→ What you are asked to do
Below is some material; set it all down exactly, apart from the pictures.

* START Dataset rows *

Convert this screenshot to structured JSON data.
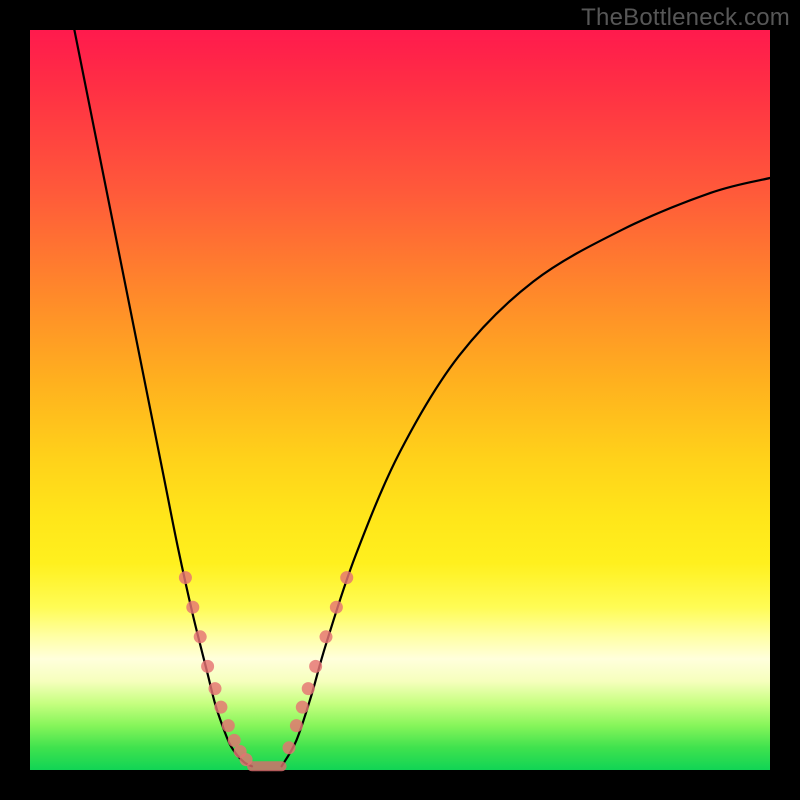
{
  "watermark": "TheBottleneck.com",
  "colors": {
    "frame": "#000000",
    "curve": "#000000",
    "dots": "#e57373"
  },
  "chart_data": {
    "type": "line",
    "title": "",
    "xlabel": "",
    "ylabel": "",
    "xlim": [
      0,
      100
    ],
    "ylim": [
      0,
      100
    ],
    "grid": false,
    "legend": false,
    "series": [
      {
        "name": "left-curve",
        "x": [
          6,
          10,
          14,
          18,
          20,
          22,
          24,
          25,
          26,
          27,
          28,
          29,
          30
        ],
        "y": [
          100,
          80,
          60,
          40,
          30,
          21,
          13,
          9,
          6,
          3.5,
          2,
          1,
          0.5
        ]
      },
      {
        "name": "right-curve",
        "x": [
          34,
          36,
          38,
          40,
          44,
          50,
          58,
          68,
          80,
          92,
          100
        ],
        "y": [
          0.5,
          4,
          10,
          17,
          29,
          43,
          56,
          66,
          73,
          78,
          80
        ]
      }
    ],
    "annotations": {
      "scatter_overlay": {
        "name": "marker-dots",
        "color": "#e57373",
        "points": [
          {
            "x": 21.0,
            "y": 26
          },
          {
            "x": 22.0,
            "y": 22
          },
          {
            "x": 23.0,
            "y": 18
          },
          {
            "x": 24.0,
            "y": 14
          },
          {
            "x": 25.0,
            "y": 11
          },
          {
            "x": 25.8,
            "y": 8.5
          },
          {
            "x": 26.8,
            "y": 6
          },
          {
            "x": 27.6,
            "y": 4
          },
          {
            "x": 28.4,
            "y": 2.5
          },
          {
            "x": 29.2,
            "y": 1.4
          },
          {
            "x": 35.0,
            "y": 3
          },
          {
            "x": 36.0,
            "y": 6
          },
          {
            "x": 36.8,
            "y": 8.5
          },
          {
            "x": 37.6,
            "y": 11
          },
          {
            "x": 38.6,
            "y": 14
          },
          {
            "x": 40.0,
            "y": 18
          },
          {
            "x": 41.4,
            "y": 22
          },
          {
            "x": 42.8,
            "y": 26
          }
        ]
      },
      "flat_bottom": {
        "x_from": 30,
        "x_to": 34,
        "y": 0.5
      }
    },
    "background_gradient": {
      "direction": "vertical",
      "stops": [
        {
          "pos": 0,
          "color": "#ff1a4d"
        },
        {
          "pos": 50,
          "color": "#ffd21a"
        },
        {
          "pos": 85,
          "color": "#ffffdc"
        },
        {
          "pos": 100,
          "color": "#11d455"
        }
      ]
    }
  }
}
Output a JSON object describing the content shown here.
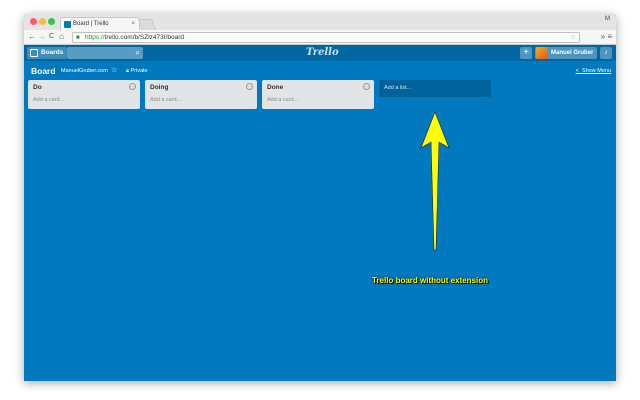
{
  "browser": {
    "tab_title": "Board | Trello",
    "tab_close": "×",
    "profile_initial": "M",
    "url_https": "https://",
    "url_rest": "trello.com/b/SZlz473I/board",
    "nav_back": "←",
    "nav_forward": "→",
    "nav_reload": "C",
    "nav_home": "⌂",
    "menu": "»  ≡"
  },
  "header": {
    "boards_label": "Boards",
    "logo_text": "Trello",
    "add_label": "+",
    "user_name": "Manuel Gruber",
    "bell": "🔔"
  },
  "board": {
    "title": "Board",
    "team": "ManuelGruber.com",
    "visibility": "Private",
    "show_menu": "Show Menu",
    "show_menu_chevron": "<"
  },
  "lists": [
    {
      "name": "Do",
      "add_card": "Add a card..."
    },
    {
      "name": "Doing",
      "add_card": "Add a card..."
    },
    {
      "name": "Done",
      "add_card": "Add a card..."
    }
  ],
  "add_list": "Add a list...",
  "annotation": {
    "caption": "Trello board without extension",
    "color": "#ffff00"
  },
  "colors": {
    "board_bg": "#0079bf",
    "header_bg": "#0067a3"
  }
}
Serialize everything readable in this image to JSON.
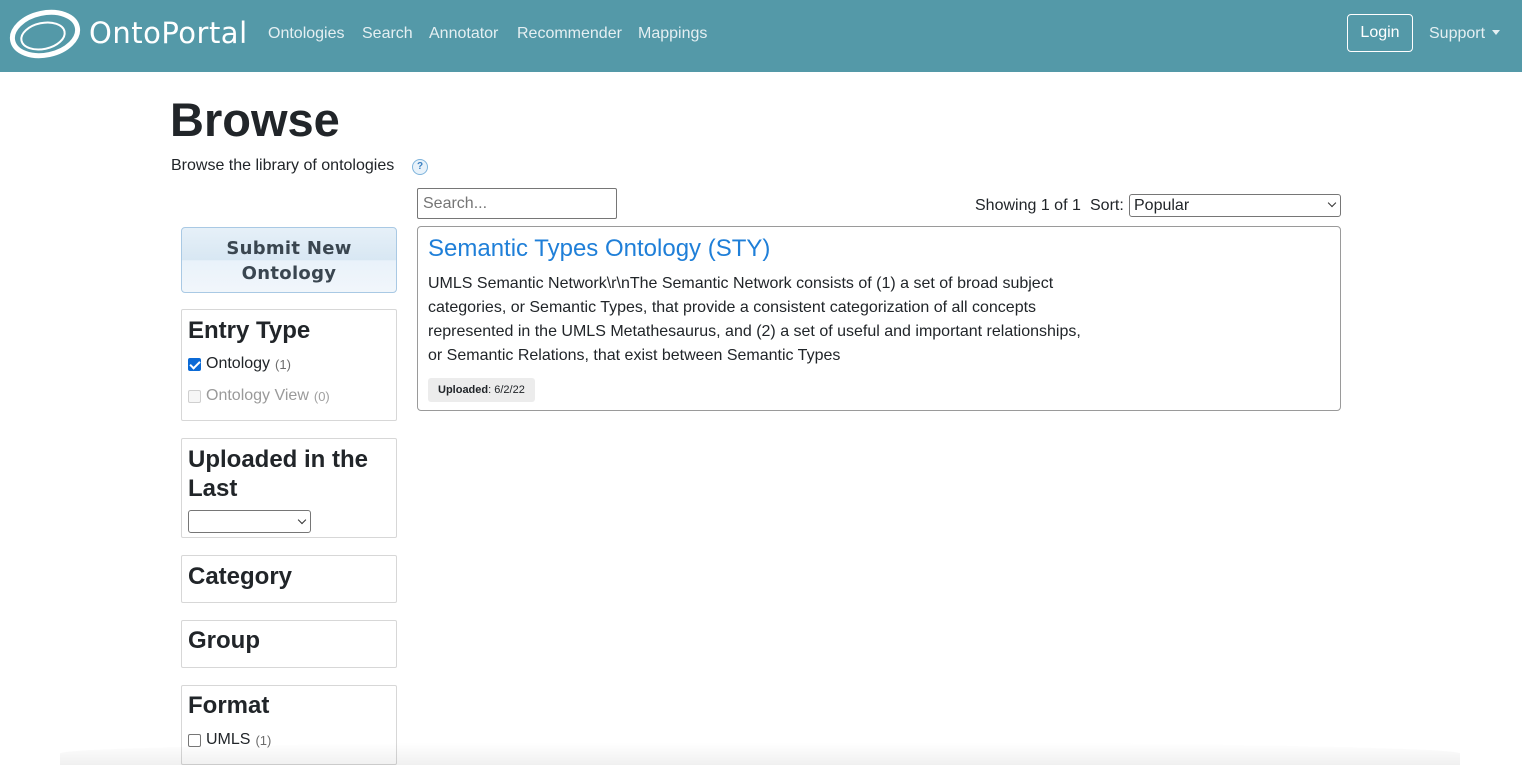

* END Dataset rows *

→ Finished task
Convert this screenshot to structured JSON data.
{
  "watermark": "TheBottleneck.com",
  "colors": {
    "frame": "#000000",
    "curve": "#000000",
    "dots": "#e57373"
  },
  "chart_data": {
    "type": "line",
    "title": "",
    "xlabel": "",
    "ylabel": "",
    "xlim": [
      0,
      100
    ],
    "ylim": [
      0,
      100
    ],
    "grid": false,
    "legend": false,
    "series": [
      {
        "name": "left-curve",
        "x": [
          6,
          10,
          14,
          18,
          20,
          22,
          24,
          25,
          26,
          27,
          28,
          29,
          30
        ],
        "y": [
          100,
          80,
          60,
          40,
          30,
          21,
          13,
          9,
          6,
          3.5,
          2,
          1,
          0.5
        ]
      },
      {
        "name": "right-curve",
        "x": [
          34,
          36,
          38,
          40,
          44,
          50,
          58,
          68,
          80,
          92,
          100
        ],
        "y": [
          0.5,
          4,
          10,
          17,
          29,
          43,
          56,
          66,
          73,
          78,
          80
        ]
      }
    ],
    "annotations": {
      "scatter_overlay": {
        "name": "marker-dots",
        "color": "#e57373",
        "points": [
          {
            "x": 21.0,
            "y": 26
          },
          {
            "x": 22.0,
            "y": 22
          },
          {
            "x": 23.0,
            "y": 18
          },
          {
            "x": 24.0,
            "y": 14
          },
          {
            "x": 25.0,
            "y": 11
          },
          {
            "x": 25.8,
            "y": 8.5
          },
          {
            "x": 26.8,
            "y": 6
          },
          {
            "x": 27.6,
            "y": 4
          },
          {
            "x": 28.4,
            "y": 2.5
          },
          {
            "x": 29.2,
            "y": 1.4
          },
          {
            "x": 35.0,
            "y": 3
          },
          {
            "x": 36.0,
            "y": 6
          },
          {
            "x": 36.8,
            "y": 8.5
          },
          {
            "x": 37.6,
            "y": 11
          },
          {
            "x": 38.6,
            "y": 14
          },
          {
            "x": 40.0,
            "y": 18
          },
          {
            "x": 41.4,
            "y": 22
          },
          {
            "x": 42.8,
            "y": 26
          }
        ]
      },
      "flat_bottom": {
        "x_from": 30,
        "x_to": 34,
        "y": 0.5
      }
    },
    "background_gradient": {
      "direction": "vertical",
      "stops": [
        {
          "pos": 0,
          "color": "#ff1a4d"
        },
        {
          "pos": 50,
          "color": "#ffd21a"
        },
        {
          "pos": 85,
          "color": "#ffffdc"
        },
        {
          "pos": 100,
          "color": "#11d455"
        }
      ]
    }
  }
}
Output a JSON object describing the content shown here.
{
  "browser": {
    "tab_title": "Board | Trello",
    "tab_close": "×",
    "profile_initial": "M",
    "url_https": "https://",
    "url_rest": "trello.com/b/SZlz473I/board",
    "nav_back": "←",
    "nav_forward": "→",
    "nav_reload": "C",
    "nav_home": "⌂",
    "menu": "»  ≡"
  },
  "header": {
    "boards_label": "Boards",
    "logo_text": "Trello",
    "add_label": "+",
    "user_name": "Manuel Gruber",
    "bell": "🔔"
  },
  "board": {
    "title": "Board",
    "team": "ManuelGruber.com",
    "visibility": "Private",
    "show_menu": "Show Menu",
    "show_menu_chevron": "<"
  },
  "lists": [
    {
      "name": "Do",
      "add_card": "Add a card..."
    },
    {
      "name": "Doing",
      "add_card": "Add a card..."
    },
    {
      "name": "Done",
      "add_card": "Add a card..."
    }
  ],
  "add_list": "Add a list...",
  "annotation": {
    "caption": "Trello board without extension",
    "color": "#ffff00"
  },
  "colors": {
    "board_bg": "#0079bf",
    "header_bg": "#0067a3"
  }
}
Serialize everything readable in this image to JSON.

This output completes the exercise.